──────── ENTRIES SUPPLIED ────────

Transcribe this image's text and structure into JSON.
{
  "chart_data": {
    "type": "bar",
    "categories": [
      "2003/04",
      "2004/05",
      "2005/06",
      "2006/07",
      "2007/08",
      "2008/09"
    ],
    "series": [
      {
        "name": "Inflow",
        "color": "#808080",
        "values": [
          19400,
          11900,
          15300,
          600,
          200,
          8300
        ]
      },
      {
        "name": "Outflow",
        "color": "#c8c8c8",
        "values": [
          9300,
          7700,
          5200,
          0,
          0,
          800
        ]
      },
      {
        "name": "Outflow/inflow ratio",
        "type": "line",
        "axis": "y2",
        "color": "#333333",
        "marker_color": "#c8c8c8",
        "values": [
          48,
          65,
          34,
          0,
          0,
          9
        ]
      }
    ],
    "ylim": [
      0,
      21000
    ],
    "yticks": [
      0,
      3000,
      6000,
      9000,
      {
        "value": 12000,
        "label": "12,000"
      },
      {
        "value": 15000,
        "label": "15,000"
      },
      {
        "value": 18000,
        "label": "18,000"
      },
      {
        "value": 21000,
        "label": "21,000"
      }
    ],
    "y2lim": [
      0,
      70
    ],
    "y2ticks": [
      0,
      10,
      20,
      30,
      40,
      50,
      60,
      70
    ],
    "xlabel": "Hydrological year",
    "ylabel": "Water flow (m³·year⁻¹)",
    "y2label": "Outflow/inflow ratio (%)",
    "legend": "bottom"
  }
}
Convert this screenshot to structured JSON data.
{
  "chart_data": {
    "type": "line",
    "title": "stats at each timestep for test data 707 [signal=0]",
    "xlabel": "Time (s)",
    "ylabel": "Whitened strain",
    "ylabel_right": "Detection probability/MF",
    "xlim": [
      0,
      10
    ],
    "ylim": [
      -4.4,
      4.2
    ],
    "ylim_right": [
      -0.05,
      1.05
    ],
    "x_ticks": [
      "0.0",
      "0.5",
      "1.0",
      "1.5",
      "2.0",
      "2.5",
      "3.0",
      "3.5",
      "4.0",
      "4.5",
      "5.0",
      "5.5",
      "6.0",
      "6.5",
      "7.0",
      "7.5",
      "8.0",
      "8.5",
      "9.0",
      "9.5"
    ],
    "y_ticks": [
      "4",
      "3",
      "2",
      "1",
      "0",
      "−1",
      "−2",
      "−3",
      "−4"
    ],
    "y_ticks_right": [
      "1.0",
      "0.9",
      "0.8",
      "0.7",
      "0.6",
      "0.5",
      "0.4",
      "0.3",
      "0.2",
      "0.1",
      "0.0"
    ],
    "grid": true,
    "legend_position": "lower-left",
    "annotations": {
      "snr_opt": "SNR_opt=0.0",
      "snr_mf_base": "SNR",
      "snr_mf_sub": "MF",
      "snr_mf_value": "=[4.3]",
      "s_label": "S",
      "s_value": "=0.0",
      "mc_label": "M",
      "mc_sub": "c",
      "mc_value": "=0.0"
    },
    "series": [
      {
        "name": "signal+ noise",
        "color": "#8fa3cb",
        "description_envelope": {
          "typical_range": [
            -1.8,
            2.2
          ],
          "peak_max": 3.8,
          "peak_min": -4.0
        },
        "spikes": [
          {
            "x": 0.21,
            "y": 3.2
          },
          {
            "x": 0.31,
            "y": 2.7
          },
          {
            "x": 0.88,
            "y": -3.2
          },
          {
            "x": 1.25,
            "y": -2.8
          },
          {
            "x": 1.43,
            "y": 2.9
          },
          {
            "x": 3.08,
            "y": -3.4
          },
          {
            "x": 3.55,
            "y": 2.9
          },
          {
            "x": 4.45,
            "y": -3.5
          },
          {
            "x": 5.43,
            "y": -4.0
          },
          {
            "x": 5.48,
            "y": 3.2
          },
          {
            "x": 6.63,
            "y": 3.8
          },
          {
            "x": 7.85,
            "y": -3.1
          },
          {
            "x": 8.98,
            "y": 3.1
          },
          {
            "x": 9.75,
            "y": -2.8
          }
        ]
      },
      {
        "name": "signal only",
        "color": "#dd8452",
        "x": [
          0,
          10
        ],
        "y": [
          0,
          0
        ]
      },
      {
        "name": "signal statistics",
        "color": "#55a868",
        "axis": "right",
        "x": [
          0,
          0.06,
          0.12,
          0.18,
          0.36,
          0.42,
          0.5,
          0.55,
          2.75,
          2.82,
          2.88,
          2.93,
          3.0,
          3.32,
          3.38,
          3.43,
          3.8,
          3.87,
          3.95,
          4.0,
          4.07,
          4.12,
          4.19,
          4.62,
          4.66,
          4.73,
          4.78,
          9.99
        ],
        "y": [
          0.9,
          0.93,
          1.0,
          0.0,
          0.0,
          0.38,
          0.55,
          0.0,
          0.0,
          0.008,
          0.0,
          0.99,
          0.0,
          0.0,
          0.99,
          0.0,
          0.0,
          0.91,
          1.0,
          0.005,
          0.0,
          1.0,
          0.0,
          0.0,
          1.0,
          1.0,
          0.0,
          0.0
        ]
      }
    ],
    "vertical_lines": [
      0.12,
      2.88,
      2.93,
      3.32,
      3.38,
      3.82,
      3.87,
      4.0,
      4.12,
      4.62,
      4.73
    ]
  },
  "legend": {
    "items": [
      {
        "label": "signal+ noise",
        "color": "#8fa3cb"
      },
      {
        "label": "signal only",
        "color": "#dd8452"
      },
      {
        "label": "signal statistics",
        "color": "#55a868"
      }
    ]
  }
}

────────

== TASK GOAL ==
Search the data for "signal". Copy every matching line.

== OUTPUT FOR THIS TASK ==
    "title": "stats at each timestep for test data 707 [signal=0]",
        "name": "signal+ noise",
        "name": "signal only",
        "name": "signal statistics",
        "label": "signal+ noise",
        "label": "signal only",
        "label": "signal statistics",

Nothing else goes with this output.